## Work to complete:
Count every line of the material that holds the string "হযরত". Respond with the total only.

Stored entries:
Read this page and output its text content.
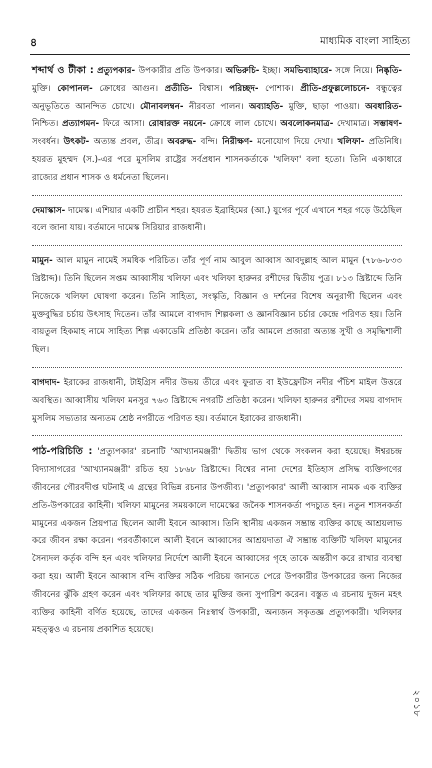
৪	মাধ্যমিক বাংলা সাহিত্য

শব্দার্থ ও টীকা : প্রত্যুপকার- উপকারীর প্রতি উপকার। অভিরুচি- ইচ্ছা। সমভিব্যাহারে- সঙ্গে নিয়ে। নিষ্কৃতি- মুক্তি। কোপানল- ক্রোধের আগুন। প্রতীতি- বিশ্বাস। পরিচ্ছদ- পোশাক। প্রীতি-প্রফুল্ললোচনে- বন্ধুত্বের অনুভূতিতে আনন্দিত চোখে। মৌনাবলম্বন- নীরবতা পালন। অব্যাহতি- মুক্তি, ছাড়া পাওয়া। অবধারিত- নিশ্চিত। প্রত্যাগমন- ফিরে আসা। রোষারক্ত নয়নে- ক্রোধে লাল চোখে। অবলোকনমাত্র- দেখামাত্র। সম্ভাষণ- সংবর্ধন। উৎকট- অত্যন্ত প্রবল, তীব্র। অবরুদ্ধ- বন্দি। নিরীক্ষণ- মনোযোগ দিয়ে দেখা। খলিফা- প্রতিনিধি। হযরত মুহম্মদ (স.)-এর পরে মুসলিম রাষ্ট্রের সর্বপ্রধান শাসনকর্তাকে 'খলিফা' বলা হতো। তিনি একাধারে রাজ্যের প্রধান শাসক ও ধর্মনেতা ছিলেন।

দেমাস্কাস- দামেস্ক। এশিয়ার একটি প্রাচীন শহর। হযরত ইব্রাহিমের (আ.) যুগের পূর্বে এখানে শহর গড়ে উঠেছিল বলে জানা যায়। বর্তমানে দামেস্ক সিরিয়ার রাজধানী।

মামুন- আল মামুন নামেই সমধিক পরিচিত। তাঁর পূর্ণ নাম আবুল আব্বাস আবদুল্লাহ আল মামুন (৭৮৬-৮৩৩ খ্রিষ্টাব্দ)। তিনি ছিলেন সপ্তম আব্বাসীয় খলিফা এবং খলিফা হারুনর রশীদের দ্বিতীয় পুত্র। ৮১৩ খ্রিষ্টাব্দে তিনি নিজেকে খলিফা ঘোষণা করেন। তিনি সাহিত্য, সংস্কৃতি, বিজ্ঞান ও দর্শনের বিশেষ অনুরাগী ছিলেন এবং মুক্তবুদ্ধির চর্চায় উৎসাহ দিতেন। তাঁর আমলে বাগদাদ শিল্পকলা ও জ্ঞানবিজ্ঞান চর্চার কেন্দ্রে পরিণত হয়। তিনি বায়তুল হিকমাহ নামে সাহিত্য শিল্প একাডেমি প্রতিষ্ঠা করেন। তাঁর আমলে প্রজারা অত্যন্ত সুখী ও সমৃদ্ধিশালী ছিল।

বাগদাদ- ইরাকের রাজধানী, টাইগ্রিস নদীর উভয় তীরে এবং ফুরাত বা ইউফ্রেটিস নদীর পঁচিশ মাইল উত্তরে অবস্থিত। আব্বাসীয় খলিফা মনসুর ৭৬৩ খ্রিষ্টাব্দে নগরটি প্রতিষ্ঠা করেন। খলিফা হারুনর রশীদের সময় বাগদাদ মুসলিম সভ্যতার অন্যতম শ্রেষ্ঠ নগরীতে পরিণত হয়। বর্তমানে ইরাকের রাজধানী।

পাঠ-পরিচিতি : 'প্রত্যুপকার' রচনাটি 'আখ্যানমঞ্জরী' দ্বিতীয় ভাগ থেকে সংকলন করা হয়েছে। ঈশ্বরচন্দ্র বিদ্যাসাগরের 'আখ্যানমঞ্জরী' রচিত হয় ১৮৬৮ খ্রিষ্টাব্দে। বিশ্বের নানা দেশের ইতিহাস প্রসিদ্ধ ব্যক্তিগণের জীবনের গৌরবদীপ্ত ঘটনাই এ গ্রন্থের বিভিন্ন রচনার উপজীব্য। 'প্রত্যুপকার' আলী আব্বাস নামক এক ব্যক্তির প্রতি-উপকারের কাহিনী। খলিফা মামুনের সময়কালে দামেস্কের জনৈক শাসনকর্তা পদচ্যুত হন। নতুন শাসনকর্তা মামুনের একজন প্রিয়পাত্র ছিলেন আলী ইবনে আব্বাস। তিনি স্থানীয় একজন সম্ভ্রান্ত ব্যক্তির কাছে আশ্রয়লাভ করে জীবন রক্ষা করেন। পরবর্তীকালে আলী ইবনে আব্বাসের আশ্রয়দাতা ঐ সম্ভ্রান্ত ব্যক্তিটি খলিফা মামুনের সৈন্যদল কর্তৃক বন্দি হন এবং খলিফার নির্দেশে আলী ইবনে আব্বাসের গৃহে তাকে অন্তরীণ করে রাখার ব্যবস্থা করা হয়। আলী ইবনে আব্বাস বন্দি ব্যক্তির সঠিক পরিচয় জানতে পেরে উপকারীর উপকারের জন্য নিজের জীবনের ঝুঁকি গ্রহণ করেন এবং খলিফার কাছে তার মুক্তির জন্য সুপারিশ করেন। বস্তুত এ রচনায় দুজন মহৎ ব্যক্তির কাহিনী বর্ণিত হয়েছে, তাদের একজন নিঃস্বার্থ উপকারী, অন্যজন সকৃতজ্ঞ প্রত্যুপকারী। খলিফার মহত্ত্বও এ রচনায় প্রকাশিত হয়েছে।

২০১৮
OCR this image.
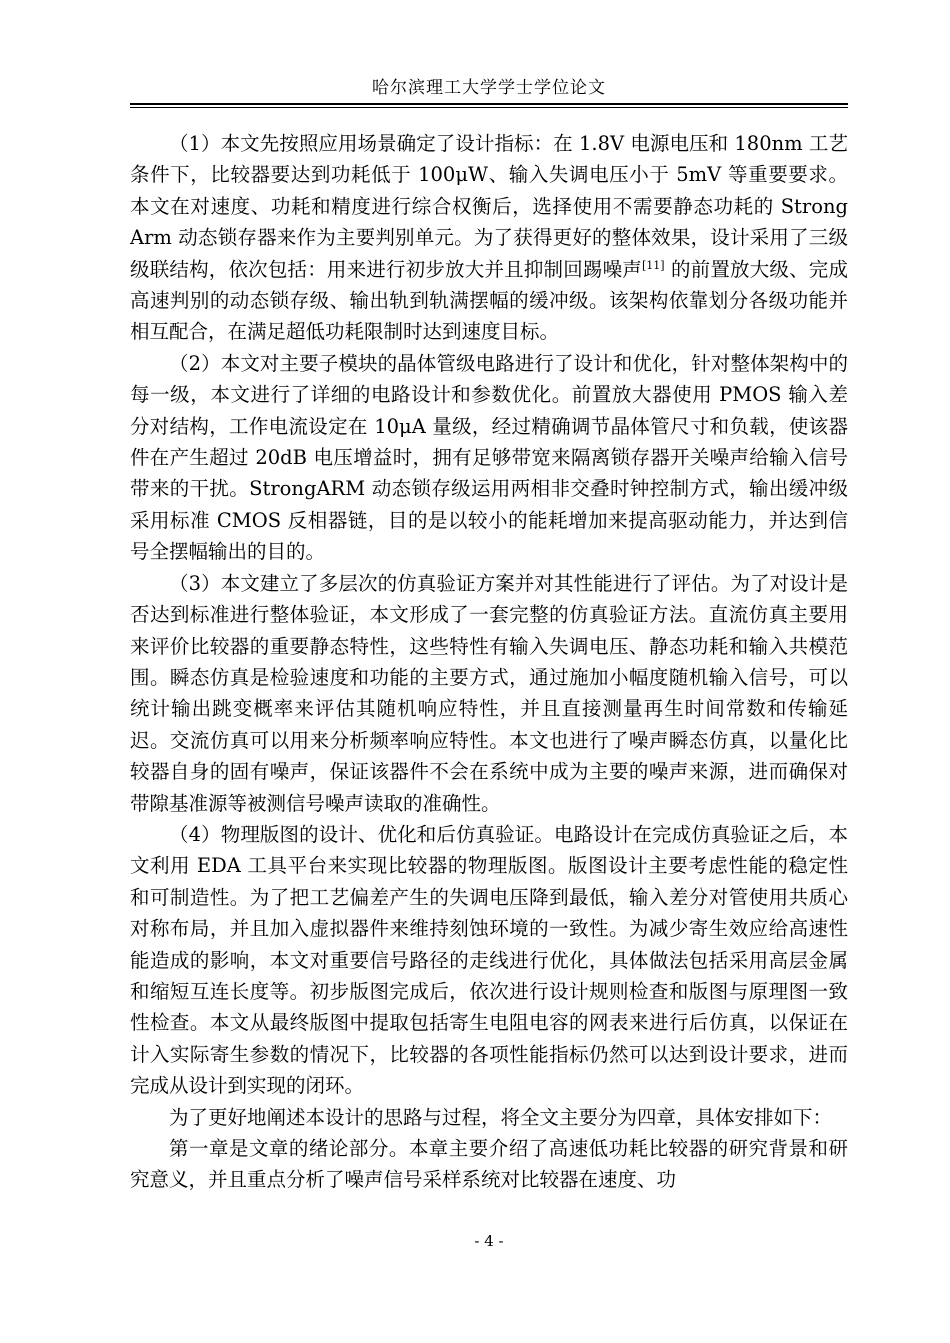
哈尔滨理工大学学士学位论文

（1）本文先按照应用场景确定了设计指标：在 1.8V 电源电压和 180nm 工艺条件下，比较器要达到功耗低于 100μW、输入失调电压小于 5mV 等重要要求。本文在对速度、功耗和精度进行综合权衡后，选择使用不需要静态功耗的 Strong Arm 动态锁存器来作为主要判别单元。为了获得更好的整体效果，设计采用了三级级联结构，依次包括：用来进行初步放大并且抑制回踢噪声[11] 的前置放大级、完成高速判别的动态锁存级、输出轨到轨满摆幅的缓冲级。该架构依靠划分各级功能并相互配合，在满足超低功耗限制时达到速度目标。

（2）本文对主要子模块的晶体管级电路进行了设计和优化，针对整体架构中的每一级，本文进行了详细的电路设计和参数优化。前置放大器使用 PMOS 输入差分对结构，工作电流设定在 10μA 量级，经过精确调节晶体管尺寸和负载，使该器件在产生超过 20dB 电压增益时，拥有足够带宽来隔离锁存器开关噪声给输入信号带来的干扰。StrongARM 动态锁存级运用两相非交叠时钟控制方式，输出缓冲级采用标准 CMOS 反相器链，目的是以较小的能耗增加来提高驱动能力，并达到信号全摆幅输出的目的。

（3）本文建立了多层次的仿真验证方案并对其性能进行了评估。为了对设计是否达到标准进行整体验证，本文形成了一套完整的仿真验证方法。直流仿真主要用来评价比较器的重要静态特性，这些特性有输入失调电压、静态功耗和输入共模范围。瞬态仿真是检验速度和功能的主要方式，通过施加小幅度随机输入信号，可以统计输出跳变概率来评估其随机响应特性，并且直接测量再生时间常数和传输延迟。交流仿真可以用来分析频率响应特性。本文也进行了噪声瞬态仿真，以量化比较器自身的固有噪声，保证该器件不会在系统中成为主要的噪声来源，进而确保对带隙基准源等被测信号噪声读取的准确性。

（4）物理版图的设计、优化和后仿真验证。电路设计在完成仿真验证之后，本文利用 EDA 工具平台来实现比较器的物理版图。版图设计主要考虑性能的稳定性和可制造性。为了把工艺偏差产生的失调电压降到最低，输入差分对管使用共质心对称布局，并且加入虚拟器件来维持刻蚀环境的一致性。为减少寄生效应给高速性能造成的影响，本文对重要信号路径的走线进行优化，具体做法包括采用高层金属和缩短互连长度等。初步版图完成后，依次进行设计规则检查和版图与原理图一致性检查。本文从最终版图中提取包括寄生电阻电容的网表来进行后仿真，以保证在计入实际寄生参数的情况下，比较器的各项性能指标仍然可以达到设计要求，进而完成从设计到实现的闭环。

为了更好地阐述本设计的思路与过程，将全文主要分为四章，具体安排如下：

第一章是文章的绪论部分。本章主要介绍了高速低功耗比较器的研究背景和研究意义，并且重点分析了噪声信号采样系统对比较器在速度、功

- 4 -
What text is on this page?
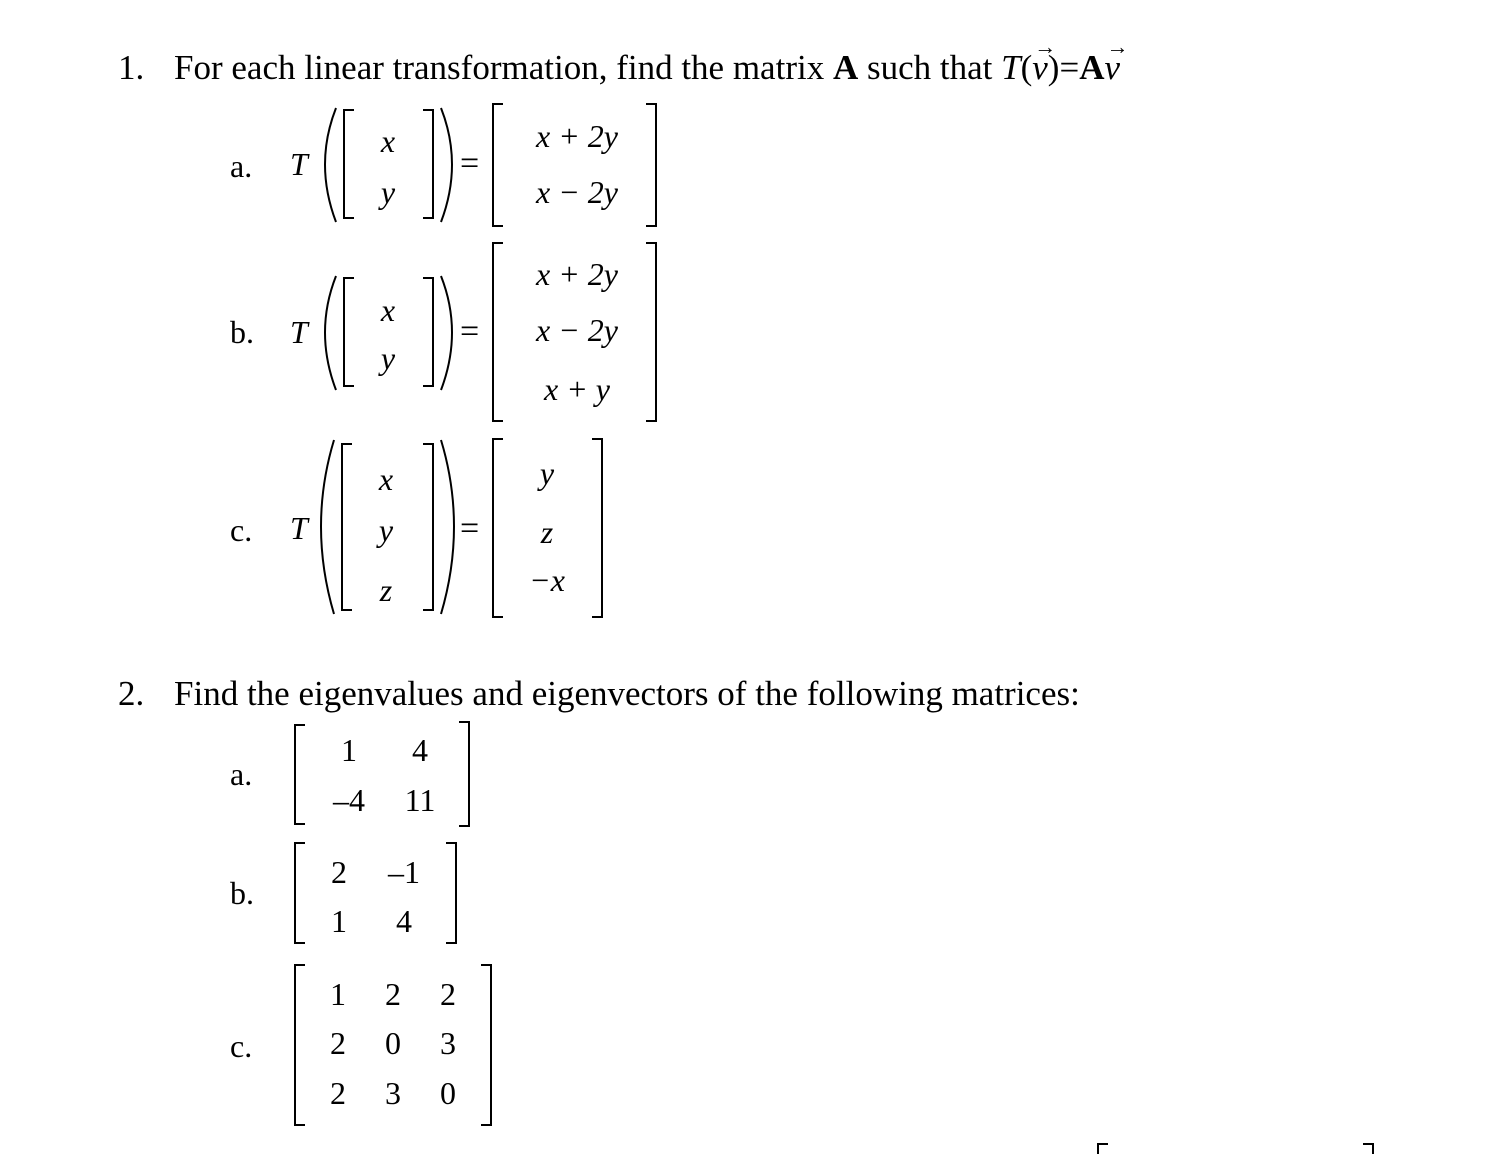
1. For each linear transformation, find the matrix A such that T(
→
v)=A
→
v
a. T
x
y
=
x + 2y
x − 2y
b. T
x
y
=
x + 2y
x − 2y
x + y
c. T
x
y
z
=
y
z
−x
2. Find the eigenvalues and eigenvectors of the following matrices:
a.
1 4
–4 11
b.
2 –1
1 4
c.
1 2 2
2 0 3
2 3 0
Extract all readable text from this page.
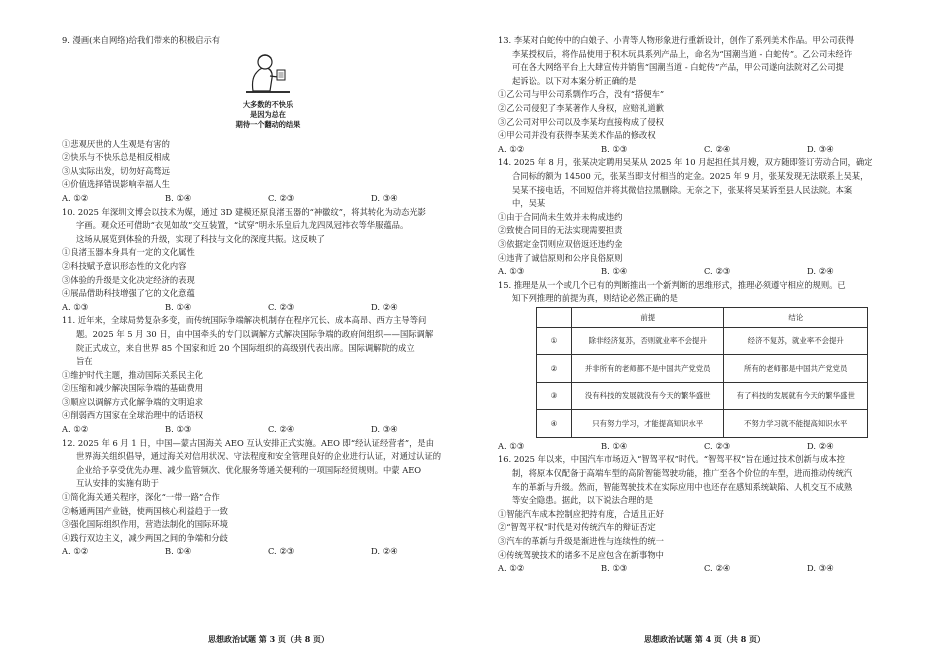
9. 漫画(来自网络)给我们带来的积极启示有

大多数的不快乐
是因为总在
期待一个翻动的结果

①悲观厌世的人生观是有害的

②快乐与不快乐总是相反相成

③从实际出发，切勿好高骛远

④价值选择错误影响幸福人生

A. ①②	B. ①④	C. ②③	D. ③④

10. 2025 年深圳文博会以技术为媒，通过 3D 建模还原良渚玉器的“神徽纹”，将其转化为动态光影

字画。观众还可借助“衣见如故”交互装置，“试穿”明永乐皇后九龙四凤冠袆衣等华服蕴品。

这场从展览到体验的升级，实现了科技与文化的深度共振。这反映了

①良渚玉器本身具有一定的文化属性

②科技赋予意识形态性的文化内容

③体验的升级是文化决定经济的表现

④展品借助科技增强了它的文化意蕴

A. ①③	B. ①④	C. ②③	D. ②④

11. 近年来，全球局势复杂多变，而传统国际争端解决机制存在程序冗长、成本高昂、西方主导等问

题。2025 年 5 月 30 日，由中国牵头的专门以调解方式解决国际争端的政府间组织——国际调解

院正式成立，来自世界 85 个国家和近 20 个国际组织的高级别代表出席。国际调解院的成立

旨在

①维护时代主题，推动国际关系民主化

②压缩和减少解决国际争端的基础费用

③顺应以调解方式化解争端的文明追求

④削弱西方国家在全球治理中的话语权

A. ①②	B. ①③	C. ②④	D. ③④

12. 2025 年 6 月 1 日，中国—蒙古国海关 AEO 互认安排正式实施。AEO 即“经认证经营者”，是由

世界海关组织倡导，通过海关对信用状况、守法程度和安全管理良好的企业进行认证，对通过认证的

企业给予享受优先办理、减少监管频次、优化服务等通关便利的一项国际经贸规则。中蒙 AEO

互认安排的实施有助于

①简化海关通关程序，深化“一带一路”合作

②畅通两国产业链，使两国核心利益趋于一致

③强化国际组织作用，营造法制化的国际环境

④践行双边主义，减少两国之间的争端和分歧

A. ①②	B. ①④	C. ②③	D. ②④

13. 李某对白蛇传中的白娘子、小青等人物形象进行重新设计，创作了系列美术作品。甲公司获得

李某授权后，将作品使用于积木玩具系列产品上，命名为“国潮当道 - 白蛇传”。乙公司未经许

可在各大网络平台上大肆宣传并销售“国潮当道 - 白蛇传”产品，甲公司遂向法院对乙公司提

起诉讼。以下对本案分析正确的是

①乙公司与甲公司系剽作巧合，没有“搭便车”

②乙公司侵犯了李某著作人身权，应赔礼道歉

③乙公司对甲公司以及李某均直接构成了侵权

④甲公司并没有获得李某美术作品的修改权

A. ①②	B. ①③	C. ②④	D. ③④

14. 2025 年 8 月，张某决定聘用吴某从 2025 年 10 月起担任其月嫂，双方随即签订劳动合同，确定

合同标的额为 14500 元，张某当即支付相当的定金。2025 年 9 月，张某发现无法联系上吴某，

吴某不接电话，不回短信并将其微信拉黑删除。无奈之下，张某将吴某诉至县人民法院。本案

中，吴某

①由于合同尚未生效并未构成违约

②致使合同目的无法实现需要担责

③依据定金罚则应双倍返还违约金

④违背了诚信原则和公序良俗原则

A. ①③	B. ①④	C. ②③	D. ②④

15. 推理是从一个或几个已有的判断推出一个新判断的思维形式，推理必须遵守相应的规则。已

知下列推理的前提为真，则结论必然正确的是

	前提	结论
①	除非经济复苏，否则就业率不会提升	经济不复苏，就业率不会提升
②	并非所有的老师都不是中国共产党党员	所有的老师都是中国共产党党员
③	没有科技的发展就没有今天的繁华盛世	有了科技的发展就有今天的繁华盛世
④	只有努力学习，才能提高知识水平	不努力学习就不能提高知识水平
A. ①③	B. ①④	C. ②③	D. ②④

16. 2025 年以来，中国汽车市场迈入“智驾平权”时代。“智驾平权”旨在通过技术创新与成本控

制，将原本仅配备于高端车型的高阶智能驾驶功能，推广至各个价位的车型，进而推动传统汽

车的革新与升级。然而，智能驾驶技术在实际应用中也还存在感知系统缺陷、人机交互不成熟

等安全隐患。据此，以下说法合理的是

①智能汽车成本控制应把持有度，合适且正好

②“智驾平权”时代是对传统汽车的辩证否定

③汽车的革新与升级是渐进性与连续性的统一

④传统驾驶技术的诸多不足应包含在新事物中

A. ①②	B. ①③	C. ②④	D. ③④
思想政治试题 第 3 页（共 8 页）	思想政治试题 第 4 页（共 8 页）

## Solution for this problem:
2